## EXERCISE:
Note how many lines include the word "Clusij", and give that number by itself.

(Items from a dataset)
"""

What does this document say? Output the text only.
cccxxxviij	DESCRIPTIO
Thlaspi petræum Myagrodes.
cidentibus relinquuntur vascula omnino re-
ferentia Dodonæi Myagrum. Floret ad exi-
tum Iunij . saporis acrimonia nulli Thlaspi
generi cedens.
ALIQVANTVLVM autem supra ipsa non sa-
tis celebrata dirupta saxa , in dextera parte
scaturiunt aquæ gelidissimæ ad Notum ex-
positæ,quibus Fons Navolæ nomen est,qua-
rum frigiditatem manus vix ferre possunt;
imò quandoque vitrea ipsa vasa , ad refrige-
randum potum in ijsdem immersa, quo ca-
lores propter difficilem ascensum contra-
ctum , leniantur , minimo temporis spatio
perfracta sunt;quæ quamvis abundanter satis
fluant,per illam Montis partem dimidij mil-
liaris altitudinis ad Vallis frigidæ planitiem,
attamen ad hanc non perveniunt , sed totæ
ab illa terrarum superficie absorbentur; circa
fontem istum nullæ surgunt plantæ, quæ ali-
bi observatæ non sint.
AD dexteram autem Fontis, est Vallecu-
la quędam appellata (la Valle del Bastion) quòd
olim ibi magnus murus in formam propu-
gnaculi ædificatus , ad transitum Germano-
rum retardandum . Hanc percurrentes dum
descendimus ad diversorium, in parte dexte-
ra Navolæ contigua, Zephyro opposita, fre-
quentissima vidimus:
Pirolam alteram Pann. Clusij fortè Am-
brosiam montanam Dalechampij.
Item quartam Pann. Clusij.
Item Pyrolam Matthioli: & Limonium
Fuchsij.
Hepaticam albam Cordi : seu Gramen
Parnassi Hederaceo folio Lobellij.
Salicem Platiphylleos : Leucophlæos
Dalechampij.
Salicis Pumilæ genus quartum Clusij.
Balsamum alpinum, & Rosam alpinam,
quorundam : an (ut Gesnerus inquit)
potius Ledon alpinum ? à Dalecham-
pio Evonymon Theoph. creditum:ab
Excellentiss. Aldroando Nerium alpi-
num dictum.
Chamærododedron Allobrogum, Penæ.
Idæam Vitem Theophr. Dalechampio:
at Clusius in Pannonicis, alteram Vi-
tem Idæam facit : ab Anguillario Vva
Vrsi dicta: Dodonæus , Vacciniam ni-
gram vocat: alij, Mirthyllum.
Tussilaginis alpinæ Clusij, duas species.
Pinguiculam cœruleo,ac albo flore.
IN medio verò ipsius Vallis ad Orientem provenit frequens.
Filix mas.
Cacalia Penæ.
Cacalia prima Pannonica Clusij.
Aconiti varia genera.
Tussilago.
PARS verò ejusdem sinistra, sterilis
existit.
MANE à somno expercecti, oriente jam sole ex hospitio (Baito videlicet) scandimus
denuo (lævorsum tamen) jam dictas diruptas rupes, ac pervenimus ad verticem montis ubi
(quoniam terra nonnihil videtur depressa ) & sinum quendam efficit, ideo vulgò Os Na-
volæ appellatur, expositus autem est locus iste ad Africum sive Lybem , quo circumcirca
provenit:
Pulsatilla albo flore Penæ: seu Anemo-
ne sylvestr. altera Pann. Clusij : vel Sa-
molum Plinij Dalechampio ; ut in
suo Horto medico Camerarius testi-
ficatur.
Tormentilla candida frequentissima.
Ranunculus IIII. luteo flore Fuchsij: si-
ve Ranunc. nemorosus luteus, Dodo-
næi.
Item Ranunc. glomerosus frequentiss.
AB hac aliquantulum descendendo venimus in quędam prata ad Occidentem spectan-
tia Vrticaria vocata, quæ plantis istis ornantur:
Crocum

"""

## EXPECTED OUTPUT:
6